Stated exercise:
Provide the records once more, identical to the original.

Excerpted records:

========

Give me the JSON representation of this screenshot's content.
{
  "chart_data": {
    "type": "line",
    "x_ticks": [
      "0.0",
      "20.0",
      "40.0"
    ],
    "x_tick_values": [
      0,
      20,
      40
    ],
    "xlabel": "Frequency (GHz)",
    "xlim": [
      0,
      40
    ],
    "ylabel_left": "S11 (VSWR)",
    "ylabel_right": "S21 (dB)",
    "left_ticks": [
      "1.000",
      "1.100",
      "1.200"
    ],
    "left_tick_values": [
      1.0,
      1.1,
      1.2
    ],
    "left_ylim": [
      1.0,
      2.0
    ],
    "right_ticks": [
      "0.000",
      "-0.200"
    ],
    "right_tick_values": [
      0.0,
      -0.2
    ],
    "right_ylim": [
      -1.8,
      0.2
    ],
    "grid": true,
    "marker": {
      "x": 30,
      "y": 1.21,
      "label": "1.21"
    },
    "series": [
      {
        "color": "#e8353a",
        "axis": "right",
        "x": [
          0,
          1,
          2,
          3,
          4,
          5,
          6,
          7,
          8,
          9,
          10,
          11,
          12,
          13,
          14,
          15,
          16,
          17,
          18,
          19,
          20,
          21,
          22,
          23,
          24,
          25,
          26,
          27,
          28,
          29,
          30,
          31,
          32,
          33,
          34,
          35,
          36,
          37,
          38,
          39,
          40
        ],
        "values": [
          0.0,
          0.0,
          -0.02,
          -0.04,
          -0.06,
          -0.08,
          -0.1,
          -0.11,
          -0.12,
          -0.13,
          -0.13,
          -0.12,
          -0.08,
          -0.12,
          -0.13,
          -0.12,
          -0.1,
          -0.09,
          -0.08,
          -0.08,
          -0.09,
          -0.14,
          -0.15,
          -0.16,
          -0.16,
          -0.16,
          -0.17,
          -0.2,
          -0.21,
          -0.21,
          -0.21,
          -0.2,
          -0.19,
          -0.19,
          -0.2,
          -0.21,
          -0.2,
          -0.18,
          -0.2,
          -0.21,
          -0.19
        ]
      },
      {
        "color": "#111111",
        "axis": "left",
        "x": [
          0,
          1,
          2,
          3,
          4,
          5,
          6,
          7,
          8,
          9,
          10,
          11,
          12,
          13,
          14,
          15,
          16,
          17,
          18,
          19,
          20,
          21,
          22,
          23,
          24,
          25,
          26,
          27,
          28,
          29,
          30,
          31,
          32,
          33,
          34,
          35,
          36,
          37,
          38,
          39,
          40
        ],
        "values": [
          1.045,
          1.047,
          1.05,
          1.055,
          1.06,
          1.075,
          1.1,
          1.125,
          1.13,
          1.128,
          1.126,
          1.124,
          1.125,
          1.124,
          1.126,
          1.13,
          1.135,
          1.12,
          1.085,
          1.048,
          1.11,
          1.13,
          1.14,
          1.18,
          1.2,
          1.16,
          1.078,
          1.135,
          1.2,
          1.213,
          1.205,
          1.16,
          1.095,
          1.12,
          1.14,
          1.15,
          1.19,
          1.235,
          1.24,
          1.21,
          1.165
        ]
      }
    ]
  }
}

========

The output:
Give me the JSON representation of this screenshot's content.
{
  "chart_data": {
    "type": "line",
    "x_ticks": [
      "0.0",
      "20.0",
      "40.0"
    ],
    "x_tick_values": [
      0,
      20,
      40
    ],
    "xlabel": "Frequency (GHz)",
    "xlim": [
      0,
      40
    ],
    "ylabel_left": "S11 (VSWR)",
    "ylabel_right": "S21 (dB)",
    "left_ticks": [
      "1.000",
      "1.100",
      "1.200"
    ],
    "left_tick_values": [
      1.0,
      1.1,
      1.2
    ],
    "left_ylim": [
      1.0,
      2.0
    ],
    "right_ticks": [
      "0.000",
      "-0.200"
    ],
    "right_tick_values": [
      0.0,
      -0.2
    ],
    "right_ylim": [
      -1.8,
      0.2
    ],
    "grid": true,
    "marker": {
      "x": 30,
      "y": 1.21,
      "label": "1.21"
    },
    "series": [
      {
        "color": "#e8353a",
        "axis": "right",
        "x": [
          0,
          1,
          2,
          3,
          4,
          5,
          6,
          7,
          8,
          9,
          10,
          11,
          12,
          13,
          14,
          15,
          16,
          17,
          18,
          19,
          20,
          21,
          22,
          23,
          24,
          25,
          26,
          27,
          28,
          29,
          30,
          31,
          32,
          33,
          34,
          35,
          36,
          37,
          38,
          39,
          40
        ],
        "values": [
          0.0,
          0.0,
          -0.02,
          -0.04,
          -0.06,
          -0.08,
          -0.1,
          -0.11,
          -0.12,
          -0.13,
          -0.13,
          -0.12,
          -0.08,
          -0.12,
          -0.13,
          -0.12,
          -0.1,
          -0.09,
          -0.08,
          -0.08,
          -0.09,
          -0.14,
          -0.15,
          -0.16,
          -0.16,
          -0.16,
          -0.17,
          -0.2,
          -0.21,
          -0.21,
          -0.21,
          -0.2,
          -0.19,
          -0.19,
          -0.2,
          -0.21,
          -0.2,
          -0.18,
          -0.2,
          -0.21,
          -0.19
        ]
      },
      {
        "color": "#111111",
        "axis": "left",
        "x": [
          0,
          1,
          2,
          3,
          4,
          5,
          6,
          7,
          8,
          9,
          10,
          11,
          12,
          13,
          14,
          15,
          16,
          17,
          18,
          19,
          20,
          21,
          22,
          23,
          24,
          25,
          26,
          27,
          28,
          29,
          30,
          31,
          32,
          33,
          34,
          35,
          36,
          37,
          38,
          39,
          40
        ],
        "values": [
          1.045,
          1.047,
          1.05,
          1.055,
          1.06,
          1.075,
          1.1,
          1.125,
          1.13,
          1.128,
          1.126,
          1.124,
          1.125,
          1.124,
          1.126,
          1.13,
          1.135,
          1.12,
          1.085,
          1.048,
          1.11,
          1.13,
          1.14,
          1.18,
          1.2,
          1.16,
          1.078,
          1.135,
          1.2,
          1.213,
          1.205,
          1.16,
          1.095,
          1.12,
          1.14,
          1.15,
          1.19,
          1.235,
          1.24,
          1.21,
          1.165
        ]
      }
    ]
  }
}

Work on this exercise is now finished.